__Instructions for the task__
Pull every line containing "musí" from the entries.

:: Exercise inputs

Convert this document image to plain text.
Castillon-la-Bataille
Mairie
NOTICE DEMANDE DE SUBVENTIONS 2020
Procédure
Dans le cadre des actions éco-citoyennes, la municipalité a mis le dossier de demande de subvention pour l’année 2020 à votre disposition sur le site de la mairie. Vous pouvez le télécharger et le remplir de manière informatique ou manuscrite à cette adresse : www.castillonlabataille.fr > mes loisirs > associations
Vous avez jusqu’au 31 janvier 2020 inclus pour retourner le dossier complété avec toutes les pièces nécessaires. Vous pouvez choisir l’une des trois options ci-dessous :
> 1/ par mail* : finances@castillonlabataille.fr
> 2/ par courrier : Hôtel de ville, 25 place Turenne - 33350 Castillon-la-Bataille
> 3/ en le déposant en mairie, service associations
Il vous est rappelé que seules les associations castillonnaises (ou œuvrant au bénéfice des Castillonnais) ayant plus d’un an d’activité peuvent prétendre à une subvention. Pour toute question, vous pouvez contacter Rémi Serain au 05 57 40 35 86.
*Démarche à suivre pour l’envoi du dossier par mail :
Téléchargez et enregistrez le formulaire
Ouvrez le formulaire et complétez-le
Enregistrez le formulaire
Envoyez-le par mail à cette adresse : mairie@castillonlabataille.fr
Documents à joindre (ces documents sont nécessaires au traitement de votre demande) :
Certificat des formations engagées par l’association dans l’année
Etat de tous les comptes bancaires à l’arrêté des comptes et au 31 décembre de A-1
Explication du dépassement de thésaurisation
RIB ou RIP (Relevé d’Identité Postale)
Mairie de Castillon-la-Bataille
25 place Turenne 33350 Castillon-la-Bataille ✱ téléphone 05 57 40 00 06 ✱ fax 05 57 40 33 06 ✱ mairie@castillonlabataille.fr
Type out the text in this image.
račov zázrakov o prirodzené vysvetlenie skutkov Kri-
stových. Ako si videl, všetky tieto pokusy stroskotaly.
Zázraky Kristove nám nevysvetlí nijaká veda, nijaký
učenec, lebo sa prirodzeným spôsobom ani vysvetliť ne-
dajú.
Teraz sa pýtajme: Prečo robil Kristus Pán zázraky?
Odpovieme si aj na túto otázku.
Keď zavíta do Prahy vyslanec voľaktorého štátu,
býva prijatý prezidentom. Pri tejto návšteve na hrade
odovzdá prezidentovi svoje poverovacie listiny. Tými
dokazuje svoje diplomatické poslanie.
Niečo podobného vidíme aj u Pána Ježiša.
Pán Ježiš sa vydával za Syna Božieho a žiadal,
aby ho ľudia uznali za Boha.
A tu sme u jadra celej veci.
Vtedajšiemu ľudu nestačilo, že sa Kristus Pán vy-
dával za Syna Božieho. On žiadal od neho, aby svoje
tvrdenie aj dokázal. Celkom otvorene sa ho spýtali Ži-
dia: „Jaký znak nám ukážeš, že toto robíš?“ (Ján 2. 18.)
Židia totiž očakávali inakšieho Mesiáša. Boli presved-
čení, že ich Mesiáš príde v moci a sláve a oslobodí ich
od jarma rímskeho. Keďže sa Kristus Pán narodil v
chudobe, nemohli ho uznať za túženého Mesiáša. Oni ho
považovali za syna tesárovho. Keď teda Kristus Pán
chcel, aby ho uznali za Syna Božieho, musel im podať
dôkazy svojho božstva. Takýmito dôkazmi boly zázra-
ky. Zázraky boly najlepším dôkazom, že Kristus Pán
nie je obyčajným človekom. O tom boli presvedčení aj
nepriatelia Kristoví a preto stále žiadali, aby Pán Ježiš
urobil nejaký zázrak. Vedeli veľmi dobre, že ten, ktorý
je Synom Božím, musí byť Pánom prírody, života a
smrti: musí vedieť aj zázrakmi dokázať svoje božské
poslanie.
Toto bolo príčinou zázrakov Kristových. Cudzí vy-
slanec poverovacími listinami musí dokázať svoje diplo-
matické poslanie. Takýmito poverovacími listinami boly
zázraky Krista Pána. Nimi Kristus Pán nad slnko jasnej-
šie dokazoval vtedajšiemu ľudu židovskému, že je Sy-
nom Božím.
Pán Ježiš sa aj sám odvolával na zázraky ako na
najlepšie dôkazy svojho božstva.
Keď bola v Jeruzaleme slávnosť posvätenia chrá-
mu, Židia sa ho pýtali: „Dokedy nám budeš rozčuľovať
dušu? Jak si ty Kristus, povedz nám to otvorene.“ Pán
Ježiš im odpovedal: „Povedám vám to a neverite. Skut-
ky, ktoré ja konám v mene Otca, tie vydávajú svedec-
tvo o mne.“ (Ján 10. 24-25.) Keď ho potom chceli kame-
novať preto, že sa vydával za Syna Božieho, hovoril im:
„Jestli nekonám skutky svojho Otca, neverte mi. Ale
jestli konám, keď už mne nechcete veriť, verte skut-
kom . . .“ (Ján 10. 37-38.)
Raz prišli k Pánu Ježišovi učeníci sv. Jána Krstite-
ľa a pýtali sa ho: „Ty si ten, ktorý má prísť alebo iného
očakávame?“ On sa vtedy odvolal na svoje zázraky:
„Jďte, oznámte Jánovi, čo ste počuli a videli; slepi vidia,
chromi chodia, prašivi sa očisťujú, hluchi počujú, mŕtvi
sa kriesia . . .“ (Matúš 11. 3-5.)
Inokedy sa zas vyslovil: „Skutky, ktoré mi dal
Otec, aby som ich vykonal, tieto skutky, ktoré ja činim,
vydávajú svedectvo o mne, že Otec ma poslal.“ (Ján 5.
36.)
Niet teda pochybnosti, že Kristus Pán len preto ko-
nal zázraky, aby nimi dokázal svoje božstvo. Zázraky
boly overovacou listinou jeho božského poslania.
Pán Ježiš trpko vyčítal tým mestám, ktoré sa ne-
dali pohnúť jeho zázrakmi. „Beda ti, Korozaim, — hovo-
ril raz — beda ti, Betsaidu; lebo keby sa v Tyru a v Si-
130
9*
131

::::

__Finished task__
je Synom Božím, musí byť Pánom prírody, života a
smrti: musí vedieť aj zázrakmi dokázať svoje božské
slanec poverovacími listinami musí dokázať svoje diplo-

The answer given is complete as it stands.